▸ INFORMATION GIVEN
########################################

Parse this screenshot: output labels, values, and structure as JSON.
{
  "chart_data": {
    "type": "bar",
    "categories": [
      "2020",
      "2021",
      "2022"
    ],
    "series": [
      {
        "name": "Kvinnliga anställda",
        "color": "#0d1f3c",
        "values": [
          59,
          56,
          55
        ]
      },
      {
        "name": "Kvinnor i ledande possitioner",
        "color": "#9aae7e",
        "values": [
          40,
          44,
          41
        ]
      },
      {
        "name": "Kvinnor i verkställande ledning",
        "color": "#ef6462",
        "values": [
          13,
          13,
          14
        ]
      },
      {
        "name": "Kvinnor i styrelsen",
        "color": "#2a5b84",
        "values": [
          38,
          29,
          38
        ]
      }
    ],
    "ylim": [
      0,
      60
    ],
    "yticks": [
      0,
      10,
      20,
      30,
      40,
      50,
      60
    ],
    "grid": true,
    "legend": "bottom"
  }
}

########################################

▸ WHAT YOU SHOULD DO
Restate every entry word for word.

▸ PROBLEM SOLUTION
Parse this screenshot: output labels, values, and structure as JSON.
{
  "chart_data": {
    "type": "bar",
    "categories": [
      "2020",
      "2021",
      "2022"
    ],
    "series": [
      {
        "name": "Kvinnliga anställda",
        "color": "#0d1f3c",
        "values": [
          59,
          56,
          55
        ]
      },
      {
        "name": "Kvinnor i ledande possitioner",
        "color": "#9aae7e",
        "values": [
          40,
          44,
          41
        ]
      },
      {
        "name": "Kvinnor i verkställande ledning",
        "color": "#ef6462",
        "values": [
          13,
          13,
          14
        ]
      },
      {
        "name": "Kvinnor i styrelsen",
        "color": "#2a5b84",
        "values": [
          38,
          29,
          38
        ]
      }
    ],
    "ylim": [
      0,
      60
    ],
    "yticks": [
      0,
      10,
      20,
      30,
      40,
      50,
      60
    ],
    "grid": true,
    "legend": "bottom"
  }
}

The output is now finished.